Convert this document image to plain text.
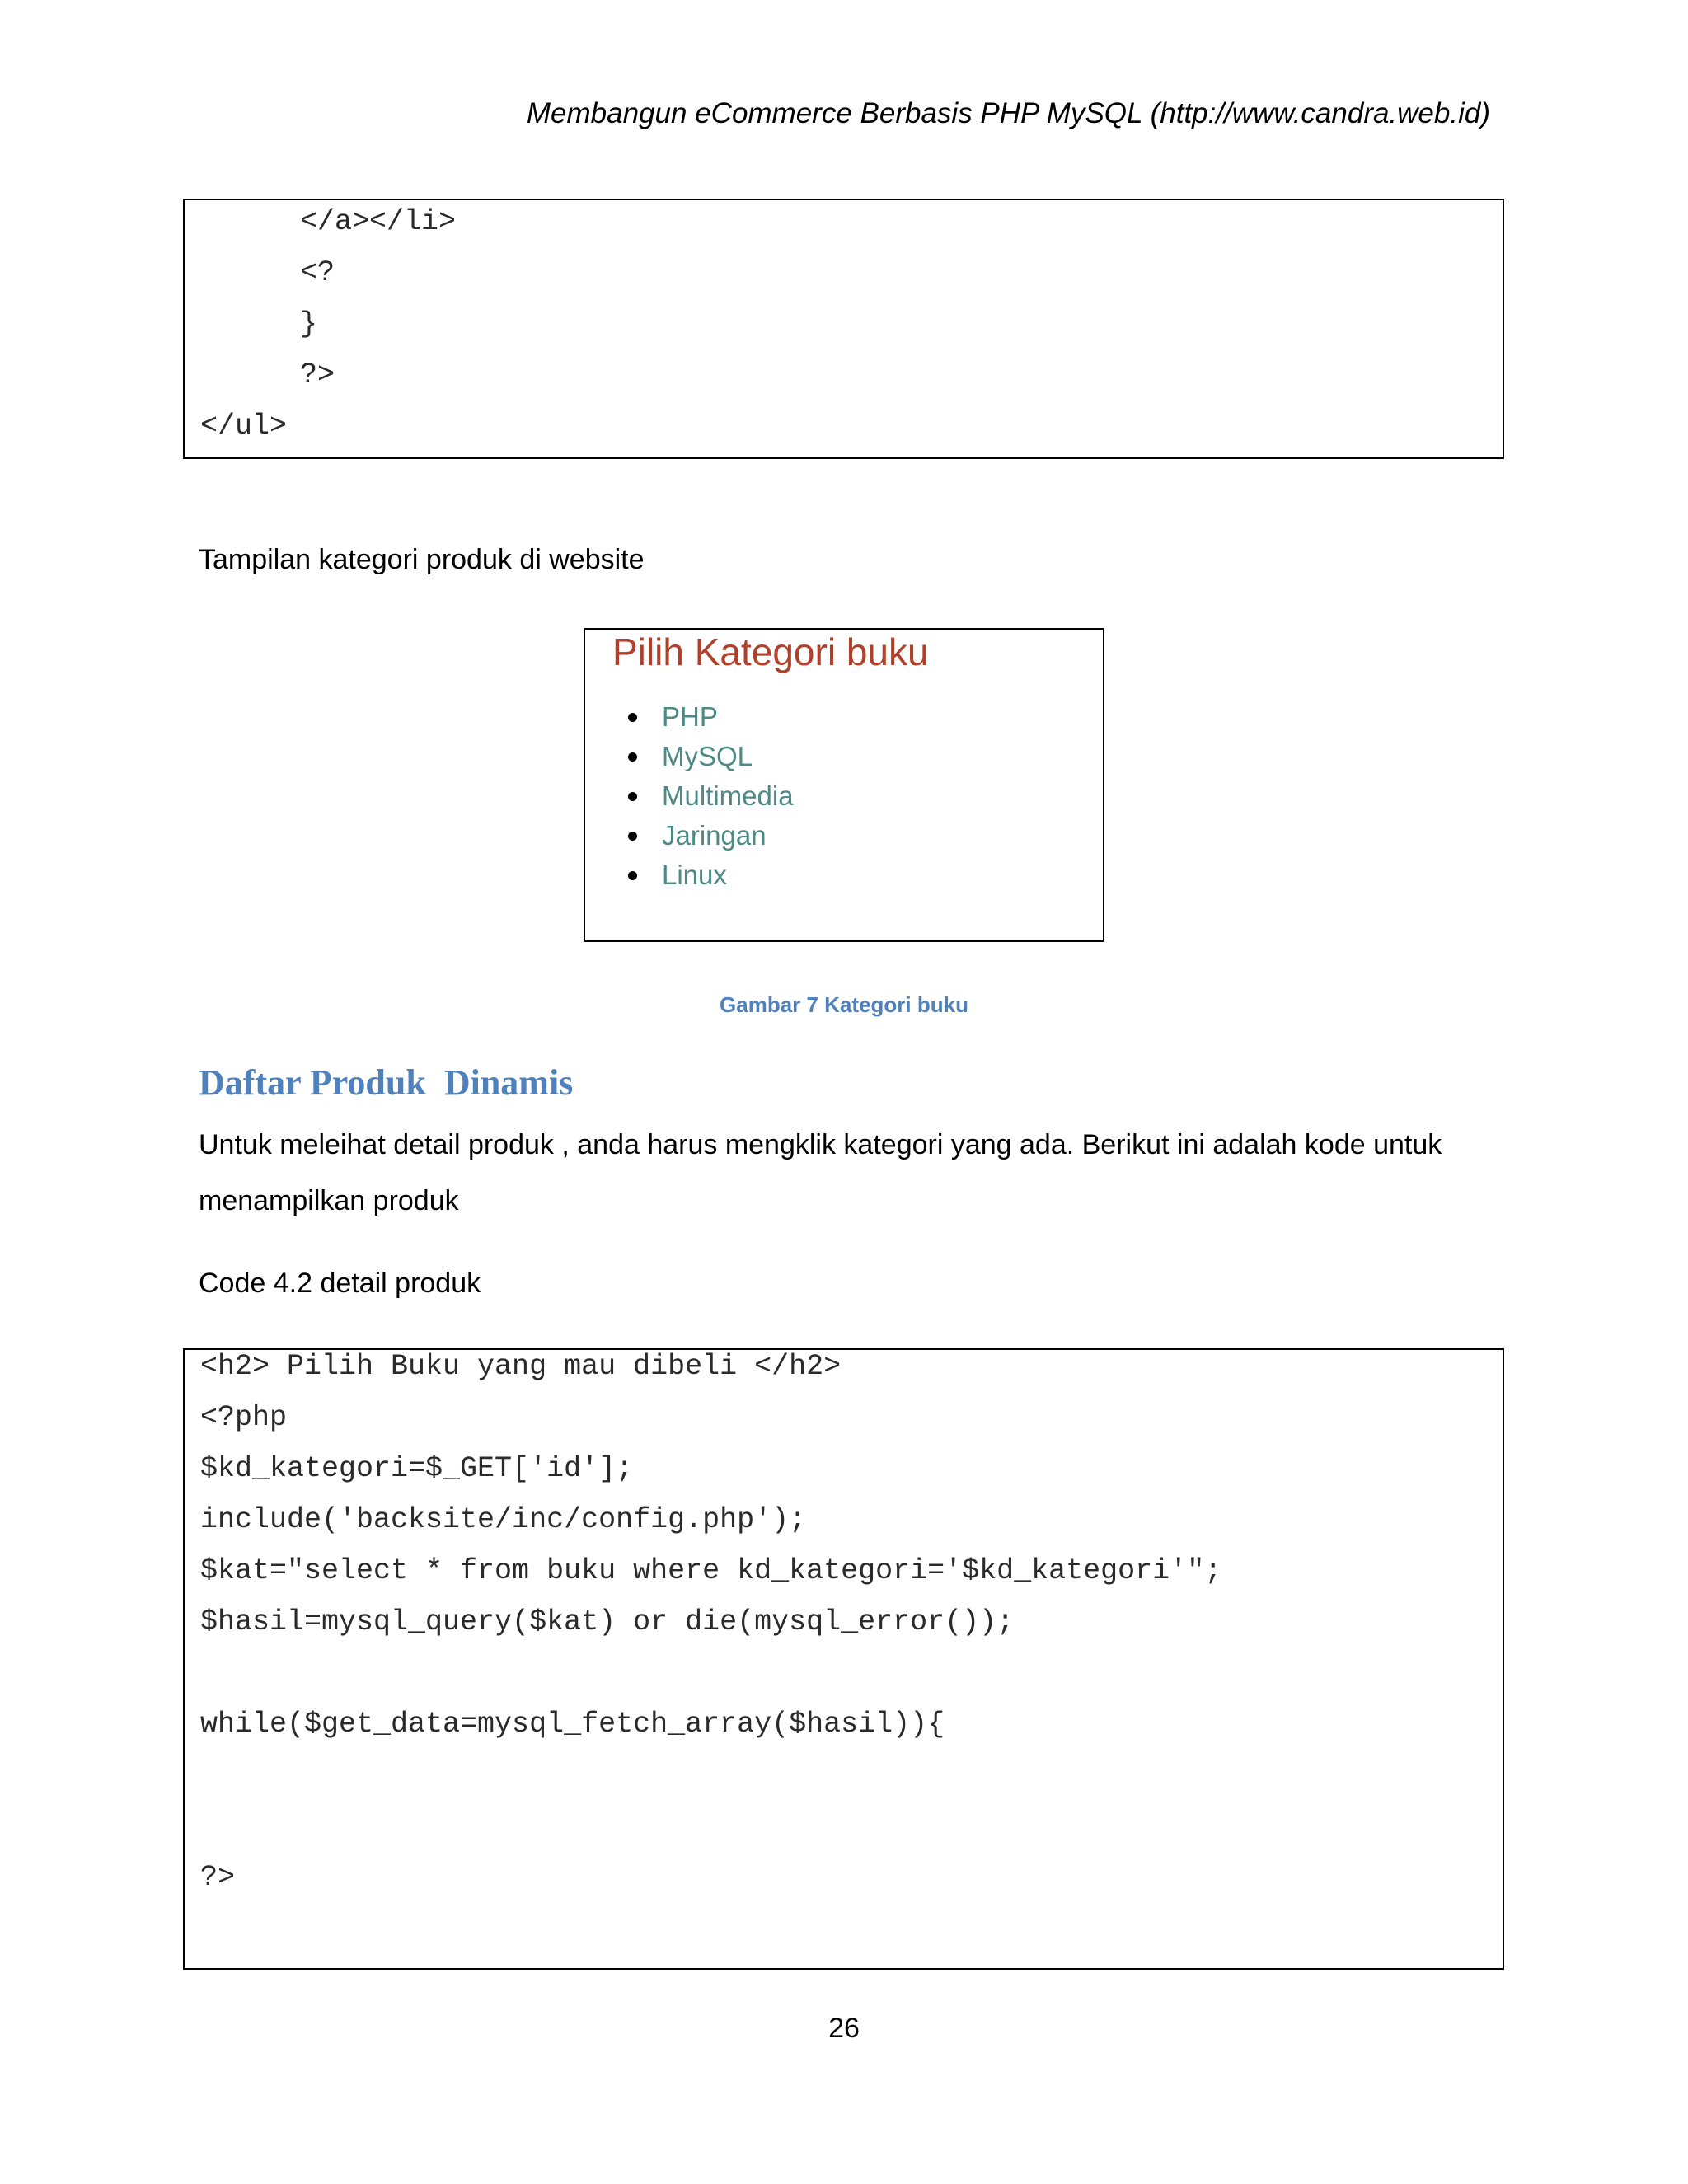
Membangun eCommerce Berbasis PHP MySQL (http://www.candra.web.id)
</a></li>
<?
}
?>
</ul>
Tampilan kategori produk di website
Pilih Kategori buku
PHP
MySQL
Multimedia
Jaringan
Linux
Gambar 7 Kategori buku
Daftar Produk  Dinamis
Untuk meleihat detail produk , anda harus mengklik kategori yang ada. Berikut ini adalah kode untuk
menampilkan produk
Code 4.2 detail produk
<h2> Pilih Buku yang mau dibeli </h2>
<?php
$kd_kategori=$_GET['id'];
include('backsite/inc/config.php');
$kat="select * from buku where kd_kategori='$kd_kategori'";
$hasil=mysql_query($kat) or die(mysql_error());
while($get_data=mysql_fetch_array($hasil)){
?>
26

*-*-*

* _PROBLEM DESCRIPTION_:
Extract the full listing above verbatim; pictures are to be left out of the copy.

* _REPLY_:
Convert this document image to plain text.
Membangun eCommerce Berbasis PHP MySQL (http://www.candra.web.id)
</a></li>
<?
}
?>
</ul>
Tampilan kategori produk di website
Pilih Kategori buku
PHP
MySQL
Multimedia
Jaringan
Linux
Gambar 7 Kategori buku
Daftar Produk  Dinamis
Untuk meleihat detail produk , anda harus mengklik kategori yang ada. Berikut ini adalah kode untuk
menampilkan produk
Code 4.2 detail produk
<h2> Pilih Buku yang mau dibeli </h2>
<?php
$kd_kategori=$_GET['id'];
include('backsite/inc/config.php');
$kat="select * from buku where kd_kategori='$kd_kategori'";
$hasil=mysql_query($kat) or die(mysql_error());
while($get_data=mysql_fetch_array($hasil)){
?>
26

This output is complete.